─── RECORDS TO PROCESS

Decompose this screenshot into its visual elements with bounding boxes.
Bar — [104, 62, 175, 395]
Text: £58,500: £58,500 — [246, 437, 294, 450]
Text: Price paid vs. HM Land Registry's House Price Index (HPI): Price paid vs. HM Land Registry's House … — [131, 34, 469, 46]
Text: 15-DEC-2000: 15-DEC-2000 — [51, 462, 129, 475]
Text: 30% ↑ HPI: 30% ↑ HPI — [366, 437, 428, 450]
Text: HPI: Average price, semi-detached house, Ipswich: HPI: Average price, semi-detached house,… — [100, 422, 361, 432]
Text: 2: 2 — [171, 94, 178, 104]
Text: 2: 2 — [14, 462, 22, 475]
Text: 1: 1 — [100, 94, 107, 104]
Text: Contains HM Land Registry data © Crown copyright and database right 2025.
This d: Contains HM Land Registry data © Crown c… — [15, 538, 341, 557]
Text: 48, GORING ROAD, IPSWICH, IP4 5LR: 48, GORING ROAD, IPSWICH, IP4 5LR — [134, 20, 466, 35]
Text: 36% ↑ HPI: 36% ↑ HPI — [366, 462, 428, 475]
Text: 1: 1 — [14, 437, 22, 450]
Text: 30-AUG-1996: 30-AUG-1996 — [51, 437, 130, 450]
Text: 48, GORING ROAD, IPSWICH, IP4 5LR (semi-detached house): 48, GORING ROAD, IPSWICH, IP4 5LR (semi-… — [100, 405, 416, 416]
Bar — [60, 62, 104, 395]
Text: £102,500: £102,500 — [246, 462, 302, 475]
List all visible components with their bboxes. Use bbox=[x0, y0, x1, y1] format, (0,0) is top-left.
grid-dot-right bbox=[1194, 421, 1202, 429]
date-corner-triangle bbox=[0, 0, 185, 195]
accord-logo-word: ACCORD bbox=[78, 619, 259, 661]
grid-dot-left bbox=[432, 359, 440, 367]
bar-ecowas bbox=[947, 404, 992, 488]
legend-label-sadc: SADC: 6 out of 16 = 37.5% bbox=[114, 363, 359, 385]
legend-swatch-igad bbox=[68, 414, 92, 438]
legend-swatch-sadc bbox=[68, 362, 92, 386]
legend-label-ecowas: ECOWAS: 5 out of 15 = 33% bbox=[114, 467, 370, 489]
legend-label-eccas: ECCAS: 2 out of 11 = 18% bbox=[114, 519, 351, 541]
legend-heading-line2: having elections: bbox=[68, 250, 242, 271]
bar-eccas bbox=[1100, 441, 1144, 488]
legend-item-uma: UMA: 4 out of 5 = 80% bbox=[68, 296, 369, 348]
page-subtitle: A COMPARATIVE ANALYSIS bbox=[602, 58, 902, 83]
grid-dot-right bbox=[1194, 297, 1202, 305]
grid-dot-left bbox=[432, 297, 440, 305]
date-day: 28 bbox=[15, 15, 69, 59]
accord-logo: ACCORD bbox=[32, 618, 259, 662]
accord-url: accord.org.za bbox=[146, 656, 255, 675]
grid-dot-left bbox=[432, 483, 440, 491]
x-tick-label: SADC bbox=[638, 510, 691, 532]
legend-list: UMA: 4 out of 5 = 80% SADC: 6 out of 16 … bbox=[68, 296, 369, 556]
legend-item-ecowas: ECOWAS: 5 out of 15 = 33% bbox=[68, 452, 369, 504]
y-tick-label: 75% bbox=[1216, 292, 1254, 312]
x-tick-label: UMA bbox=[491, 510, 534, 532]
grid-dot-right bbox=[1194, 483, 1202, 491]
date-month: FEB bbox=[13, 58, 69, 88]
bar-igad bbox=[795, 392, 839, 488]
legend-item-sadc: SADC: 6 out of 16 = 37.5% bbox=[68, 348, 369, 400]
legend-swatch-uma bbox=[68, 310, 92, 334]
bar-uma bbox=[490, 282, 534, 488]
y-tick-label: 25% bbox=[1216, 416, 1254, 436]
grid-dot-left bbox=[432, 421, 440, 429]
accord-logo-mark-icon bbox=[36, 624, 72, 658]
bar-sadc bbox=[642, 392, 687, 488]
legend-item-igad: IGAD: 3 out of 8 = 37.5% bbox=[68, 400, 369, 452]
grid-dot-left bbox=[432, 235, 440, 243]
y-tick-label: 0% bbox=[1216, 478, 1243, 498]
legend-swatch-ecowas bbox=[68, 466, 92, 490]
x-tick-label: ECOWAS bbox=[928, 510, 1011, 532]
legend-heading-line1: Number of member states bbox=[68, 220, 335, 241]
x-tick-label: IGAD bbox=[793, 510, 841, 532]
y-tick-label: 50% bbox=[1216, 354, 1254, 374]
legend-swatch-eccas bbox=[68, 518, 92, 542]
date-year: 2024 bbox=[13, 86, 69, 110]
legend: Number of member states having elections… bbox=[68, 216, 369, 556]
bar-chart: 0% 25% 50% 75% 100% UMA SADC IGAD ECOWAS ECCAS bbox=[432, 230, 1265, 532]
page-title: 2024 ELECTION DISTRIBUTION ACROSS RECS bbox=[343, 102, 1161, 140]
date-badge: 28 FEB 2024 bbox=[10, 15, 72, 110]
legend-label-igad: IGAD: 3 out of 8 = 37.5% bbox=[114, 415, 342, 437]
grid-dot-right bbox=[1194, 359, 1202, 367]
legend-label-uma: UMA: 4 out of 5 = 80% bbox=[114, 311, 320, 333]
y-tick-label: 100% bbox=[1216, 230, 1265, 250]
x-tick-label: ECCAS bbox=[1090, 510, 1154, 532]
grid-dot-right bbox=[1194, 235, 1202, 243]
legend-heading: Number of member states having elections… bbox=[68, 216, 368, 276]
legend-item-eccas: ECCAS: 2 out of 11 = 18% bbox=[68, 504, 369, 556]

──────

**WHAT THE TASK ASKS**
Please set down every line of the items above again, word for word and in the same order.

**RIGHT ANSWER**
Decompose this screenshot into its visual elements with bounding boxes.
Bar — [104, 62, 175, 395]
Text: £58,500: £58,500 — [246, 437, 294, 450]
Text: Price paid vs. HM Land Registry's House Price Index (HPI): Price paid vs. HM Land Registry's House … — [131, 34, 469, 46]
Text: 15-DEC-2000: 15-DEC-2000 — [51, 462, 129, 475]
Text: 30% ↑ HPI: 30% ↑ HPI — [366, 437, 428, 450]
Text: HPI: Average price, semi-detached house, Ipswich: HPI: Average price, semi-detached house,… — [100, 422, 361, 432]
Text: 2: 2 — [171, 94, 178, 104]
Text: 2: 2 — [14, 462, 22, 475]
Text: 1: 1 — [100, 94, 107, 104]
Text: Contains HM Land Registry data © Crown copyright and database right 2025.
This d: Contains HM Land Registry data © Crown c… — [15, 538, 341, 557]
Text: 48, GORING ROAD, IPSWICH, IP4 5LR: 48, GORING ROAD, IPSWICH, IP4 5LR — [134, 20, 466, 35]
Text: 36% ↑ HPI: 36% ↑ HPI — [366, 462, 428, 475]
Text: 1: 1 — [14, 437, 22, 450]
Text: 30-AUG-1996: 30-AUG-1996 — [51, 437, 130, 450]
Text: 48, GORING ROAD, IPSWICH, IP4 5LR (semi-detached house): 48, GORING ROAD, IPSWICH, IP4 5LR (semi-… — [100, 405, 416, 416]
Bar — [60, 62, 104, 395]
Text: £102,500: £102,500 — [246, 462, 302, 475]
List all visible components with their bboxes. Use bbox=[x0, y0, x1, y1] format, (0,0) is top-left.
grid-dot-right bbox=[1194, 421, 1202, 429]
date-corner-triangle bbox=[0, 0, 185, 195]
accord-logo-word: ACCORD bbox=[78, 619, 259, 661]
grid-dot-left bbox=[432, 359, 440, 367]
bar-ecowas bbox=[947, 404, 992, 488]
legend-label-sadc: SADC: 6 out of 16 = 37.5% bbox=[114, 363, 359, 385]
legend-swatch-igad bbox=[68, 414, 92, 438]
legend-swatch-sadc bbox=[68, 362, 92, 386]
legend-label-ecowas: ECOWAS: 5 out of 15 = 33% bbox=[114, 467, 370, 489]
legend-label-eccas: ECCAS: 2 out of 11 = 18% bbox=[114, 519, 351, 541]
legend-heading-line2: having elections: bbox=[68, 250, 242, 271]
bar-eccas bbox=[1100, 441, 1144, 488]
legend-item-uma: UMA: 4 out of 5 = 80% bbox=[68, 296, 369, 348]
page-subtitle: A COMPARATIVE ANALYSIS bbox=[602, 58, 902, 83]
grid-dot-right bbox=[1194, 297, 1202, 305]
grid-dot-left bbox=[432, 297, 440, 305]
date-day: 28 bbox=[15, 15, 69, 59]
accord-logo: ACCORD bbox=[32, 618, 259, 662]
accord-url: accord.org.za bbox=[146, 656, 255, 675]
grid-dot-left bbox=[432, 483, 440, 491]
x-tick-label: SADC bbox=[638, 510, 691, 532]
legend-list: UMA: 4 out of 5 = 80% SADC: 6 out of 16 … bbox=[68, 296, 369, 556]
legend-item-ecowas: ECOWAS: 5 out of 15 = 33% bbox=[68, 452, 369, 504]
y-tick-label: 75% bbox=[1216, 292, 1254, 312]
x-tick-label: UMA bbox=[491, 510, 534, 532]
grid-dot-right bbox=[1194, 483, 1202, 491]
date-month: FEB bbox=[13, 58, 69, 88]
bar-igad bbox=[795, 392, 839, 488]
legend-item-sadc: SADC: 6 out of 16 = 37.5% bbox=[68, 348, 369, 400]
legend-swatch-uma bbox=[68, 310, 92, 334]
bar-uma bbox=[490, 282, 534, 488]
y-tick-label: 25% bbox=[1216, 416, 1254, 436]
grid-dot-left bbox=[432, 421, 440, 429]
accord-logo-mark-icon bbox=[36, 624, 72, 658]
bar-sadc bbox=[642, 392, 687, 488]
legend-item-igad: IGAD: 3 out of 8 = 37.5% bbox=[68, 400, 369, 452]
grid-dot-left bbox=[432, 235, 440, 243]
y-tick-label: 0% bbox=[1216, 478, 1243, 498]
legend-swatch-ecowas bbox=[68, 466, 92, 490]
x-tick-label: ECOWAS bbox=[928, 510, 1011, 532]
legend-heading-line1: Number of member states bbox=[68, 220, 335, 241]
x-tick-label: IGAD bbox=[793, 510, 841, 532]
y-tick-label: 50% bbox=[1216, 354, 1254, 374]
legend-swatch-eccas bbox=[68, 518, 92, 542]
date-year: 2024 bbox=[13, 86, 69, 110]
legend: Number of member states having elections… bbox=[68, 216, 369, 556]
bar-chart: 0% 25% 50% 75% 100% UMA SADC IGAD ECOWAS ECCAS bbox=[432, 230, 1265, 532]
page-title: 2024 ELECTION DISTRIBUTION ACROSS RECS bbox=[343, 102, 1161, 140]
date-badge: 28 FEB 2024 bbox=[10, 15, 72, 110]
legend-label-igad: IGAD: 3 out of 8 = 37.5% bbox=[114, 415, 342, 437]
grid-dot-right bbox=[1194, 359, 1202, 367]
legend-label-uma: UMA: 4 out of 5 = 80% bbox=[114, 311, 320, 333]
y-tick-label: 100% bbox=[1216, 230, 1265, 250]
x-tick-label: ECCAS bbox=[1090, 510, 1154, 532]
grid-dot-right bbox=[1194, 235, 1202, 243]
legend-heading: Number of member states having elections… bbox=[68, 216, 368, 276]
legend-item-eccas: ECCAS: 2 out of 11 = 18% bbox=[68, 504, 369, 556]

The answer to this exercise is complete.